> **Given text**:
For elastic scattering at $t=0$, the typical transverse
momenta of the gluons which constitute the Pomeron are determined
primarily by the sizes of the external particles. By studying the
scattering of small size objects one therefore expects that perturbative
QCD is valid. However, one must also take into account the diffusion
properties characteristic of the BFKL exchange, namely as one moves away in
rapidity from the external particles the width of the transverse
momentum distribution broadens. 
This means that at sufficiently high
centre of mass energies one is destined to pick up a large contribution
from long distance effects. It is the main purpose of this paper
to demonstrate that for $t \neq 0$, the situation changes rather
dramatically. The scale $\vert t \vert $ 
effectively acts as an infrared cut-off, ensuring
that the essential physics comes from the region where all the momenta
are bigger than $\sim \sqrt{-t}$. As a by--product we derive general
formulae, which are useful in computing elastic scattering
amplitudes in the Regge limit.

%%%%%%%%%%%%%%%%%%%%%%%%%%%

\vspace*{4mm}
\noindent {\large \bf 2. The BFKL Pomeron}

%%%%%%%%%%%%%%%%%%%%%%%%%% FIG %%%%%%%%%%%%%%%%%%%%%%%%%%%%%%%%%%%%%
\begin{figure}
\begin{center}
\leavevmode
\hbox{\epsfxsize=1.8 in 
\epsfbox{f1.ps}}
\end{center}
\caption{BFKL Pomeron exchange in elastic scattering.}
\label{fig1}
\end{figure}
%%%%%%%%%%%%%%%%%%%%%%%%%%%%%%%%%%%%%%%%%%%%%%%%%%%%%%%%%%%%%%%%%%%%

We start by recalling the results of Lipatov \cite{lip} for the solution of the
BFKL equation for arbitrary momentum transfer, $\q/^2 = -t$. The Pomeron
is described by the universal four-point function, $F$, %JRF -- added this
depicted in Fig.1.
In terms of this function, the amplitude for scattering the colourless
states $A$ and $B$ elastically is  
\begin{equation}
 A(s,t) = \frac{i s}{(2 \pi)^4}
\int d^2\ka/ \; d^2\kb/ \; \;
\Phi_A(\ka/,\q/) \;
F(y,\ka/,\kb/,\q/)\;
\Phi_B(\kb/,\q/) \; .

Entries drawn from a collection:

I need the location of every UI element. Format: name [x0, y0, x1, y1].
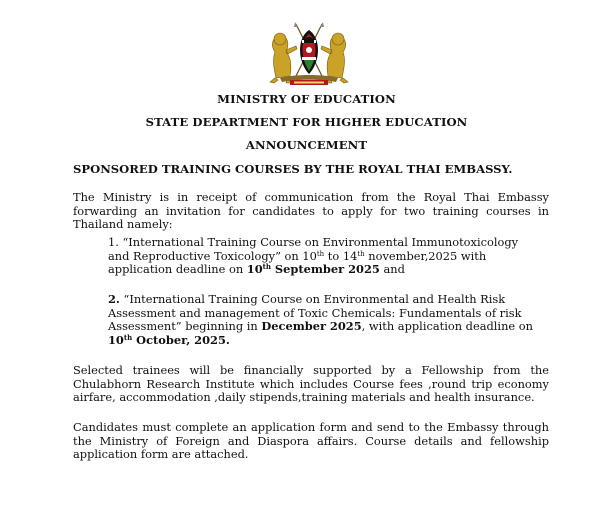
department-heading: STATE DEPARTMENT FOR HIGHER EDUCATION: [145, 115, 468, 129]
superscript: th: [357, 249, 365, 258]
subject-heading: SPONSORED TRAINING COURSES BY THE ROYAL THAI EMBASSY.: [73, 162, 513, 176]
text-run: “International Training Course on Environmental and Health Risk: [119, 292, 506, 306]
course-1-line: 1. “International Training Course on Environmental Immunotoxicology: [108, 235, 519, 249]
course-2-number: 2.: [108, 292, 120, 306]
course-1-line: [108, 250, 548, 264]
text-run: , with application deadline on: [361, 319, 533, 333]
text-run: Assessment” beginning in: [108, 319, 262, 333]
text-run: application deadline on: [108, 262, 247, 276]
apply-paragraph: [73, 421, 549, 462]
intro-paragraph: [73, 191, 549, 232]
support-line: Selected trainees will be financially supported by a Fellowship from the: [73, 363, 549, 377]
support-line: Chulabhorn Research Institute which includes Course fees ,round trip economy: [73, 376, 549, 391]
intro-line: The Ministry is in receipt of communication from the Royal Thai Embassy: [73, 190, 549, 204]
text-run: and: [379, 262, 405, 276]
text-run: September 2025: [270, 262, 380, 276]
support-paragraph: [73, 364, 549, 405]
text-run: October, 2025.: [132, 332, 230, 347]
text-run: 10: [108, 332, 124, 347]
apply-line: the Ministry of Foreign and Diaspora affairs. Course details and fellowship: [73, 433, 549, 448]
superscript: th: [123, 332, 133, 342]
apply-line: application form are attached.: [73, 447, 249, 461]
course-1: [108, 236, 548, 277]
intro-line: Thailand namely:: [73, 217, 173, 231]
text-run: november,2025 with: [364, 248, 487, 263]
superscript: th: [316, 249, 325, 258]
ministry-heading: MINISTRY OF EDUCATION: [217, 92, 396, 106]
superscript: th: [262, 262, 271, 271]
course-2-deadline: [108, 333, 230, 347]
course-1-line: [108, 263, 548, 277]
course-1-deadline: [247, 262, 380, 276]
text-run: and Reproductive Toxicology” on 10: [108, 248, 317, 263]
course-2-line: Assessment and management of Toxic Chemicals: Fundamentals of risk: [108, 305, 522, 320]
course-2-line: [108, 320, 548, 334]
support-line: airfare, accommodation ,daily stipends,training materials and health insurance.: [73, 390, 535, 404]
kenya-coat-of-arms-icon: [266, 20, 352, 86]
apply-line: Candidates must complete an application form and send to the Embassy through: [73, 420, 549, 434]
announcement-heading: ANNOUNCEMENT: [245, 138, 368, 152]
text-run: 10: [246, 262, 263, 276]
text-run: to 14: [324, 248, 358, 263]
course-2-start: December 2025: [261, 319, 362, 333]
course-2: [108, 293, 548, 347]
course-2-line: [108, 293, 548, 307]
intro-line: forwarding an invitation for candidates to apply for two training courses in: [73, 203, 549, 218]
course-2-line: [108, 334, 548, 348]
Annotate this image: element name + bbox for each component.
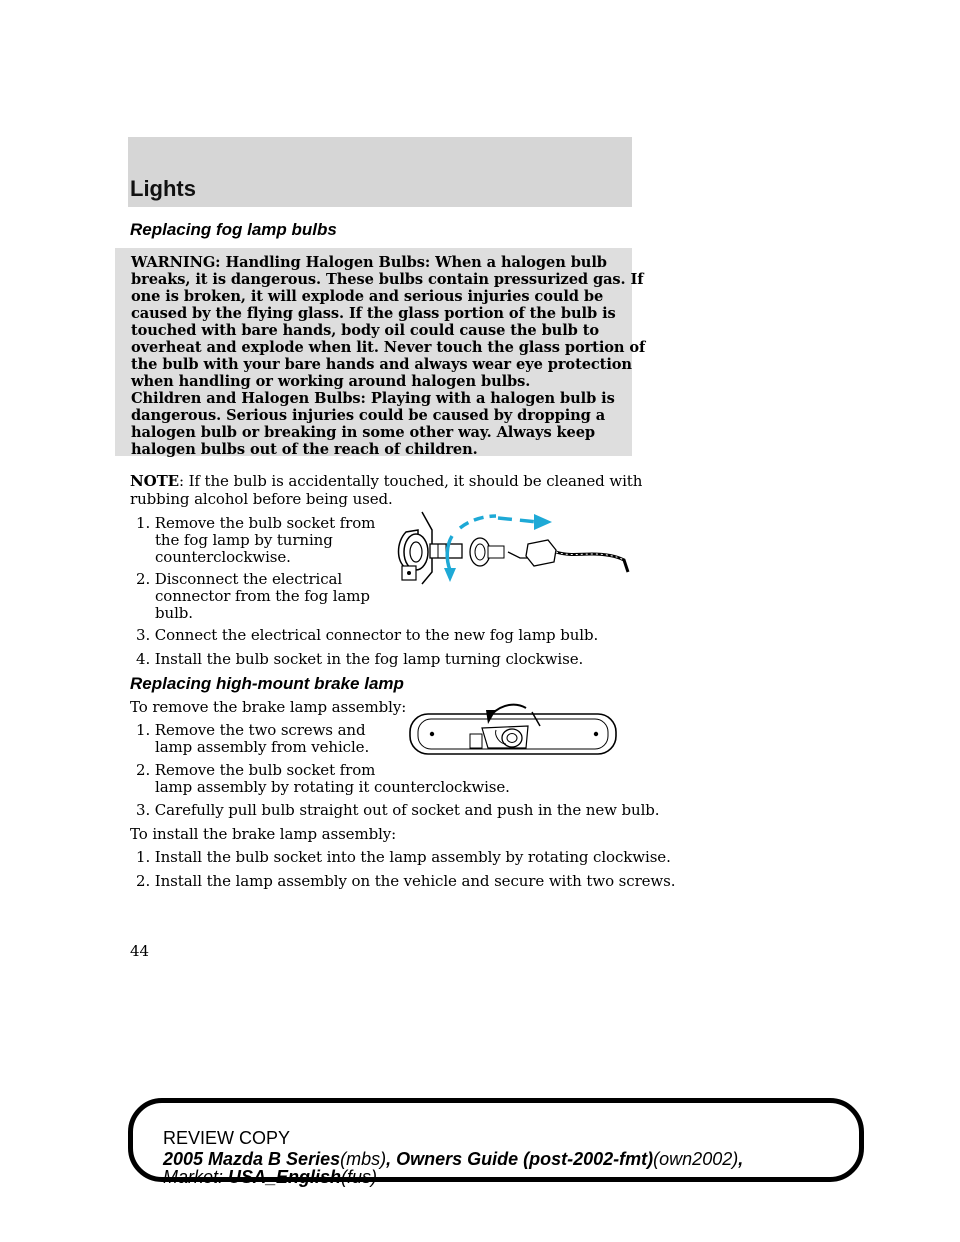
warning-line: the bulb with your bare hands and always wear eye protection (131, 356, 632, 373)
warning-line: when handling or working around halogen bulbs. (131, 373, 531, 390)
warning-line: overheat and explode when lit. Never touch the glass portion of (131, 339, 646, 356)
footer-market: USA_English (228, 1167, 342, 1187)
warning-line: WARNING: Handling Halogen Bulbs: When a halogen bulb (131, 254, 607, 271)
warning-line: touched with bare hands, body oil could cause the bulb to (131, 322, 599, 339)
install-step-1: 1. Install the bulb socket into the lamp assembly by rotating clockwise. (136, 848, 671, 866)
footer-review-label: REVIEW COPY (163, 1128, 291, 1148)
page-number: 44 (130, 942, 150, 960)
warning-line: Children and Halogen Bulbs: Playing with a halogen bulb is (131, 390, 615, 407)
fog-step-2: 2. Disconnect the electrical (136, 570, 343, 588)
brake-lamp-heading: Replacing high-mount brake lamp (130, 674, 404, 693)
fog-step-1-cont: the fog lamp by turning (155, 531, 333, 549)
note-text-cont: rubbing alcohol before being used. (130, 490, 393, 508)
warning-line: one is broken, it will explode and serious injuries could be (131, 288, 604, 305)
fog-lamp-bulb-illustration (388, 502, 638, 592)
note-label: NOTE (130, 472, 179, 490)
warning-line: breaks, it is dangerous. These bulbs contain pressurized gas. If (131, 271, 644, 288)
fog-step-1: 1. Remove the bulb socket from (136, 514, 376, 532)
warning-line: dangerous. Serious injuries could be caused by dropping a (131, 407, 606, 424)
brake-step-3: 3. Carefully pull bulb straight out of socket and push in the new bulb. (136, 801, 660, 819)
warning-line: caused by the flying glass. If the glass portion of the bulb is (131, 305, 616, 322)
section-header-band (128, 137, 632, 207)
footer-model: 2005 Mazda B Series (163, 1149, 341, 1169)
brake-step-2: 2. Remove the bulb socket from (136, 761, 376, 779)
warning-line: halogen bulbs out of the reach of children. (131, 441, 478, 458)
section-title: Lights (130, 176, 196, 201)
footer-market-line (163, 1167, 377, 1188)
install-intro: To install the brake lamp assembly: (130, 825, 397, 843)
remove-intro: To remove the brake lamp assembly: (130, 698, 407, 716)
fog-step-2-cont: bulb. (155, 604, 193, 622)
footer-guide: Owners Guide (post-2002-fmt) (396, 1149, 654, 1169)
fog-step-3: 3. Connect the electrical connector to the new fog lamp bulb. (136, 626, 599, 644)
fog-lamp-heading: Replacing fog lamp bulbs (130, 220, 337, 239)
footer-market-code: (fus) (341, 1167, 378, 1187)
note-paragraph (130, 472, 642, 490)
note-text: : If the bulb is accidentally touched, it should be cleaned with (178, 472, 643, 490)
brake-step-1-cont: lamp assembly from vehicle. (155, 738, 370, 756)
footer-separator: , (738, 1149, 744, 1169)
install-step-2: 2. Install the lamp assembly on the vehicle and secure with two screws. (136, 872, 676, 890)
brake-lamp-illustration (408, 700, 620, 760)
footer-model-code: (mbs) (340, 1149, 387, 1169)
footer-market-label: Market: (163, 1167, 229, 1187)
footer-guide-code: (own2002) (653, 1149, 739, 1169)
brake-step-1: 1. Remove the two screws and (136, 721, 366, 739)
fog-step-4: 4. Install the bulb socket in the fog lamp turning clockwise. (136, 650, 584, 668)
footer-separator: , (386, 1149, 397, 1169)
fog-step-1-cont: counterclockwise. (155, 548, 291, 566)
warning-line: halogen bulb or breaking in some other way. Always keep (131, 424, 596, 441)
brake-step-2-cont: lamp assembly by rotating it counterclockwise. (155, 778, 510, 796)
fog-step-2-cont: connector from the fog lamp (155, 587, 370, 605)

> **Instructions to follow**: Pick up the passage on BFKL Pomeron exchange in elastic scattering at the point where it ends and keep writing it.

> **Output of the exercise**:
\label{eqng}
\end{equation}
The impact factors $\Phi_A$ and $\Phi_B$ determine the coupling of two
gluons to the external states and we define them to contain no propagator
factors (these are contained in $F$).
Rather than work in transverse momentum space, it is more
convenient to work in the space of impact parameters. Accordingly we define
\begin{eqnarray}
F(y,\ka/,\kb/,\q/)
&=& {1 \over (2 \pi)^6} 
\int d^2 \ba/ \; d^2\bap/ \; d^2\bb/ \; d^2\bbp/ \; \left \{
e^{-i[\ka/.\ba/+(\q/-\ka/).\bap/-\kb/.\bb/-(\q/-\kb/).\bbp/]} 
\right . \nonumber \\
& & \left . f(y,\ba/,\bap/,\bb/,\bbp/) \right \}.
\label{eqnb}
\end{eqnarray}
For future notational convenience we denote this transformation 
\begin{equation}
 F(y,\ka/,\kb/,\q/) = 
\T/ \left \{ f(y,\ba/,\bap/,\bb/,\bbp/) \right \}.
\end{equation}
Lipatov determined that
\begin{equation}
f(y,\ba/,\bap/,\bb/,\bbp/) = 
\int_{-\infty}^{+\infty}
d \nu \; {\nu^2 \over (\nu^2+1/4)^2} \; E^{\nu}(\ba/,\bap/) \; 
E^{\nu*}(\bb/,\bbp/) \; e^{\alp/ \chi(\nu) y}\; 
\label{eqnc}
\end{equation}
where $\alp/ = N_c \alpha_s/\pi$ and the function $\chi(\nu)$ is given by
\begin{equation}
\chi(\nu)= 2 \psi(1)-\psi(1/2+i \nu)-\psi(1/2-i \nu) \; .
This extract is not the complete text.